• _WORK TO DO_
In the material below, list every line carrying the string "primera".

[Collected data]
— begin —

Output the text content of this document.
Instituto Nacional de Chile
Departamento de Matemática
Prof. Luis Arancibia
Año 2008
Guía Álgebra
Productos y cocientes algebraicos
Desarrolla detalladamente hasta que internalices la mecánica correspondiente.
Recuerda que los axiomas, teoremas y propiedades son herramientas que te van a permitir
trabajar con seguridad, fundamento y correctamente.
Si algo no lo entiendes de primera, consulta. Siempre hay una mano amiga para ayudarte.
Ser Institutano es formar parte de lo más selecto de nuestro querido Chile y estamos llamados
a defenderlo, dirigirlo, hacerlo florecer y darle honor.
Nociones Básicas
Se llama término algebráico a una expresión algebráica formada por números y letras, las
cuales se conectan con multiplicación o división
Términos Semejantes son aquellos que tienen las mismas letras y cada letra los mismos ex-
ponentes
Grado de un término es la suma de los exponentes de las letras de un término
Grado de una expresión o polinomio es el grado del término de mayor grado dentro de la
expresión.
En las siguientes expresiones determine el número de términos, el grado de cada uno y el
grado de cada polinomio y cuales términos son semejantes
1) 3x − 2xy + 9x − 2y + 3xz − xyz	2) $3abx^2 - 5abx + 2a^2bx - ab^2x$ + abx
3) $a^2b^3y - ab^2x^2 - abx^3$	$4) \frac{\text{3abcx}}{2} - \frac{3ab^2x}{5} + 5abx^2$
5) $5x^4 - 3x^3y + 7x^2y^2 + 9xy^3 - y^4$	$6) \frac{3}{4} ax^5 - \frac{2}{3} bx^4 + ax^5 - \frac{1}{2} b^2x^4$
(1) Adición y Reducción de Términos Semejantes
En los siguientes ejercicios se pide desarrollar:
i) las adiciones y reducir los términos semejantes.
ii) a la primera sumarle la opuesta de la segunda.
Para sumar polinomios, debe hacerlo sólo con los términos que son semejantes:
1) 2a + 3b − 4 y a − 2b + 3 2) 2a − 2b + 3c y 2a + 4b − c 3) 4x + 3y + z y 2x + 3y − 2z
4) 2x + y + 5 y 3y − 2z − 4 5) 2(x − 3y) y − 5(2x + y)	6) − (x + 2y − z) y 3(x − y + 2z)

— end —

• _WRITTEN SOLUTION_
Si algo no lo entiendes de primera, consulta. Siempre hay una mano amiga para ayudarte.
ii) a la primera sumarle la opuesta de la segunda.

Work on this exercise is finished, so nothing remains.